YOUR TASK: Copy all of the entries below line by line, changing nothing.

Element placement data:
☆ ☆ ☆ ☆ ☆
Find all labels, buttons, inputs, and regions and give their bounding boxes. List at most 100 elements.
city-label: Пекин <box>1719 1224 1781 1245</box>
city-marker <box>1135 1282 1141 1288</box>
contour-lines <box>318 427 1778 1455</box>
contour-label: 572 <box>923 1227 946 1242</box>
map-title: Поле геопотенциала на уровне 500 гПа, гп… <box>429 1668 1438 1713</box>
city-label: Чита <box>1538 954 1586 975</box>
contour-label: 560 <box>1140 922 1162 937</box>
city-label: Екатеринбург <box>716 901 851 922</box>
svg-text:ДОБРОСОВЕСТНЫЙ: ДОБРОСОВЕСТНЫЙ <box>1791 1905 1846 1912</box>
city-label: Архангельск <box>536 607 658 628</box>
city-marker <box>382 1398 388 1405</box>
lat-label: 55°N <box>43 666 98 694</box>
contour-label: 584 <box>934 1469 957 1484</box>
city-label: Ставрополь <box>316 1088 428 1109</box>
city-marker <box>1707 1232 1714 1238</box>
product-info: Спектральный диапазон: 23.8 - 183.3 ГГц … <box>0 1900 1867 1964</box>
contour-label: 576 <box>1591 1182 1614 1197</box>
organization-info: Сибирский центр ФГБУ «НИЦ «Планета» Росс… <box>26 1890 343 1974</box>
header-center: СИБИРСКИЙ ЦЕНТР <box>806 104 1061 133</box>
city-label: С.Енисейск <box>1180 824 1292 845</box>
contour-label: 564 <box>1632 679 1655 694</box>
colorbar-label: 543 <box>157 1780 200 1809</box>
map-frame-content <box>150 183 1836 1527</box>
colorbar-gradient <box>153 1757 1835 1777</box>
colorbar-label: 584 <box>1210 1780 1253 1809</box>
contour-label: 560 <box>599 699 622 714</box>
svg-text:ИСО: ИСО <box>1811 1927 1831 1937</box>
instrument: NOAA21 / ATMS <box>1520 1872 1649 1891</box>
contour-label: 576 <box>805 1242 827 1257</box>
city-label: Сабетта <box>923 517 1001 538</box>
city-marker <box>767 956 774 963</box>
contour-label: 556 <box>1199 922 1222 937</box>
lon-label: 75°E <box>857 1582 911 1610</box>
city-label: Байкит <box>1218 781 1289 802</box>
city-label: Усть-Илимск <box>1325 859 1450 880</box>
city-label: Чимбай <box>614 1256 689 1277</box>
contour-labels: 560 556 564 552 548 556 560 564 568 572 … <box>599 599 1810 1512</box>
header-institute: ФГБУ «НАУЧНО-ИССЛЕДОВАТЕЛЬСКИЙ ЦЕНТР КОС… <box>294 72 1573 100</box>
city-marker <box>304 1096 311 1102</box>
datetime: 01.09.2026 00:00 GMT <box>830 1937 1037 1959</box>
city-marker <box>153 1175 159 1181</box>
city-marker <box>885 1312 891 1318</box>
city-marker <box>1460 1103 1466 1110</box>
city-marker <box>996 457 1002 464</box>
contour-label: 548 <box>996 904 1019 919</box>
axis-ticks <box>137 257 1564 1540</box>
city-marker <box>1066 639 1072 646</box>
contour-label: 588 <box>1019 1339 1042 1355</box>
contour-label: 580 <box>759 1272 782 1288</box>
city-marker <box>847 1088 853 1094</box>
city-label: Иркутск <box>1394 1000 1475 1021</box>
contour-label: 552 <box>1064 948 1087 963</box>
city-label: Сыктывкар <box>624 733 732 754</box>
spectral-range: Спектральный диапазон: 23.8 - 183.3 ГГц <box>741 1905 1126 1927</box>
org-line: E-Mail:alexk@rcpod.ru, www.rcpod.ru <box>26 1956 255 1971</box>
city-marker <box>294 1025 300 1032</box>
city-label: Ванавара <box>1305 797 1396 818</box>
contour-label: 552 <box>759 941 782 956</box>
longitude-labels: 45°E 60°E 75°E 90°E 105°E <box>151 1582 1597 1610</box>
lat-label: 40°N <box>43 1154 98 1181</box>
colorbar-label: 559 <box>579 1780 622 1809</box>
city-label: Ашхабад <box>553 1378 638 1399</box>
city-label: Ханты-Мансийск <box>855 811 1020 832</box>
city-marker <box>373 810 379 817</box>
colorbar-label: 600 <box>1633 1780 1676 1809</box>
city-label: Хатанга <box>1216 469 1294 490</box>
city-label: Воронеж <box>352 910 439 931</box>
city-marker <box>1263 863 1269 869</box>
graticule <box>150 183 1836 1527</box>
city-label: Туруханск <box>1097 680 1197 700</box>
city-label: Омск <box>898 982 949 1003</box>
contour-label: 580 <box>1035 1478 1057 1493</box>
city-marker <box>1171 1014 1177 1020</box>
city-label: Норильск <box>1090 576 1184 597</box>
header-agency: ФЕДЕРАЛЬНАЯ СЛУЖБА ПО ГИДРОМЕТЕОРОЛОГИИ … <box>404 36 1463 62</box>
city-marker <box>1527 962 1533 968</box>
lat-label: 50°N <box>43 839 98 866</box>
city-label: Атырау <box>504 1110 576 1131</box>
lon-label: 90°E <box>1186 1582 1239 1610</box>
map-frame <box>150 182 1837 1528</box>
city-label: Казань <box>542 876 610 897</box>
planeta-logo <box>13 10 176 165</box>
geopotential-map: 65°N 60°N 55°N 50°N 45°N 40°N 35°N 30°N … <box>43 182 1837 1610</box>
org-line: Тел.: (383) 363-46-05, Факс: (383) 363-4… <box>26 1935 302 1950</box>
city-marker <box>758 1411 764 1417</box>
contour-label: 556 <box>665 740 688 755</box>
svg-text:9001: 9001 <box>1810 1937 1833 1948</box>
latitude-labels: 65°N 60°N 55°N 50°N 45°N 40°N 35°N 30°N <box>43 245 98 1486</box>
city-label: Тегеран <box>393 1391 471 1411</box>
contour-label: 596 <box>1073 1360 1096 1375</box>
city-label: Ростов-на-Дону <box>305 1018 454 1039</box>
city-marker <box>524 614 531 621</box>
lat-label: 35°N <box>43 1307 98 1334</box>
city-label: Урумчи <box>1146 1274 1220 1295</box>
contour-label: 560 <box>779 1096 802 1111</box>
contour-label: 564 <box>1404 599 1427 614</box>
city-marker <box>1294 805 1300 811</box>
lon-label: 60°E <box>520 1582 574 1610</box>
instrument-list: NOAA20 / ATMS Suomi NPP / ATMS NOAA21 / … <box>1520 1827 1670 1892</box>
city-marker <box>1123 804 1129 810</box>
☆ ☆ ☆ ☆ ☆
SOLUTION FOR THIS EXERCISE:
Find all labels, buttons, inputs, and regions and give their bounding boxes. List at most 100 elements.
city-label: Пекин <box>1719 1224 1781 1245</box>
city-marker <box>1135 1282 1141 1288</box>
contour-lines <box>318 427 1778 1455</box>
contour-label: 572 <box>923 1227 946 1242</box>
map-title: Поле геопотенциала на уровне 500 гПа, гп… <box>429 1668 1438 1713</box>
city-label: Чита <box>1538 954 1586 975</box>
contour-label: 560 <box>1140 922 1162 937</box>
city-label: Екатеринбург <box>716 901 851 922</box>
svg-text:ДОБРОСОВЕСТНЫЙ: ДОБРОСОВЕСТНЫЙ <box>1791 1905 1846 1912</box>
city-label: Архангельск <box>536 607 658 628</box>
city-marker <box>382 1398 388 1405</box>
lat-label: 55°N <box>43 666 98 694</box>
contour-label: 584 <box>934 1469 957 1484</box>
city-label: Ставрополь <box>316 1088 428 1109</box>
city-marker <box>1707 1232 1714 1238</box>
product-info: Спектральный диапазон: 23.8 - 183.3 ГГц … <box>0 1900 1867 1964</box>
contour-label: 576 <box>1591 1182 1614 1197</box>
organization-info: Сибирский центр ФГБУ «НИЦ «Планета» Росс… <box>26 1890 343 1974</box>
header-center: СИБИРСКИЙ ЦЕНТР <box>806 104 1061 133</box>
city-label: С.Енисейск <box>1180 824 1292 845</box>
contour-label: 564 <box>1632 679 1655 694</box>
colorbar-label: 543 <box>157 1780 200 1809</box>
map-frame-content <box>150 183 1836 1527</box>
colorbar-gradient <box>153 1757 1835 1777</box>
colorbar-label: 584 <box>1210 1780 1253 1809</box>
contour-label: 560 <box>599 699 622 714</box>
svg-text:ИСО: ИСО <box>1811 1927 1831 1937</box>
instrument: NOAA21 / ATMS <box>1520 1872 1649 1891</box>
contour-label: 576 <box>805 1242 827 1257</box>
city-label: Сабетта <box>923 517 1001 538</box>
city-marker <box>767 956 774 963</box>
contour-label: 556 <box>1199 922 1222 937</box>
lon-label: 75°E <box>857 1582 911 1610</box>
city-label: Байкит <box>1218 781 1289 802</box>
city-label: Усть-Илимск <box>1325 859 1450 880</box>
city-label: Чимбай <box>614 1256 689 1277</box>
contour-labels: 560 556 564 552 548 556 560 564 568 572 … <box>599 599 1810 1512</box>
header-institute: ФГБУ «НАУЧНО-ИССЛЕДОВАТЕЛЬСКИЙ ЦЕНТР КОС… <box>294 72 1573 100</box>
city-marker <box>304 1096 311 1102</box>
datetime: 01.09.2026 00:00 GMT <box>830 1937 1037 1959</box>
city-marker <box>153 1175 159 1181</box>
city-marker <box>885 1312 891 1318</box>
city-marker <box>1460 1103 1466 1110</box>
city-marker <box>996 457 1002 464</box>
contour-label: 548 <box>996 904 1019 919</box>
axis-ticks <box>137 257 1564 1540</box>
city-marker <box>1066 639 1072 646</box>
contour-label: 588 <box>1019 1339 1042 1355</box>
contour-label: 580 <box>759 1272 782 1288</box>
city-marker <box>847 1088 853 1094</box>
city-label: Иркутск <box>1394 1000 1475 1021</box>
contour-label: 552 <box>1064 948 1087 963</box>
city-label: Сыктывкар <box>624 733 732 754</box>
spectral-range: Спектральный диапазон: 23.8 - 183.3 ГГц <box>741 1905 1126 1927</box>
org-line: E-Mail:alexk@rcpod.ru, www.rcpod.ru <box>26 1956 255 1971</box>
city-marker <box>294 1025 300 1032</box>
city-label: Ванавара <box>1305 797 1396 818</box>
contour-label: 552 <box>759 941 782 956</box>
longitude-labels: 45°E 60°E 75°E 90°E 105°E <box>151 1582 1597 1610</box>
lat-label: 40°N <box>43 1154 98 1181</box>
colorbar-label: 559 <box>579 1780 622 1809</box>
city-label: Ашхабад <box>553 1378 638 1399</box>
city-label: Ханты-Мансийск <box>855 811 1020 832</box>
city-marker <box>373 810 379 817</box>
colorbar-label: 600 <box>1633 1780 1676 1809</box>
city-label: Хатанга <box>1216 469 1294 490</box>
city-label: Воронеж <box>352 910 439 931</box>
city-marker <box>1263 863 1269 869</box>
graticule <box>150 183 1836 1527</box>
city-label: Туруханск <box>1097 680 1197 700</box>
city-label: Омск <box>898 982 949 1003</box>
contour-label: 580 <box>1035 1478 1057 1493</box>
city-marker <box>1171 1014 1177 1020</box>
city-label: Норильск <box>1090 576 1184 597</box>
header-agency: ФЕДЕРАЛЬНАЯ СЛУЖБА ПО ГИДРОМЕТЕОРОЛОГИИ … <box>404 36 1463 62</box>
city-marker <box>1527 962 1533 968</box>
lat-label: 50°N <box>43 839 98 866</box>
city-label: Атырау <box>504 1110 576 1131</box>
lon-label: 90°E <box>1186 1582 1239 1610</box>
map-frame <box>150 182 1837 1528</box>
city-label: Казань <box>542 876 610 897</box>
planeta-logo <box>13 10 176 165</box>
geopotential-map: 65°N 60°N 55°N 50°N 45°N 40°N 35°N 30°N … <box>43 182 1837 1610</box>
org-line: Тел.: (383) 363-46-05, Факс: (383) 363-4… <box>26 1935 302 1950</box>
city-marker <box>758 1411 764 1417</box>
contour-label: 556 <box>665 740 688 755</box>
svg-text:9001: 9001 <box>1810 1937 1833 1948</box>
latitude-labels: 65°N 60°N 55°N 50°N 45°N 40°N 35°N 30°N <box>43 245 98 1486</box>
city-label: Тегеран <box>393 1391 471 1411</box>
contour-label: 596 <box>1073 1360 1096 1375</box>
city-label: Ростов-на-Дону <box>305 1018 454 1039</box>
city-marker <box>524 614 531 621</box>
lat-label: 35°N <box>43 1307 98 1334</box>
city-label: Урумчи <box>1146 1274 1220 1295</box>
contour-label: 560 <box>779 1096 802 1111</box>
contour-label: 564 <box>1404 599 1427 614</box>
city-marker <box>1294 805 1300 811</box>
lon-label: 60°E <box>520 1582 574 1610</box>
instrument-list: NOAA20 / ATMS Suomi NPP / ATMS NOAA21 / … <box>1520 1827 1670 1892</box>
city-marker <box>1123 804 1129 810</box>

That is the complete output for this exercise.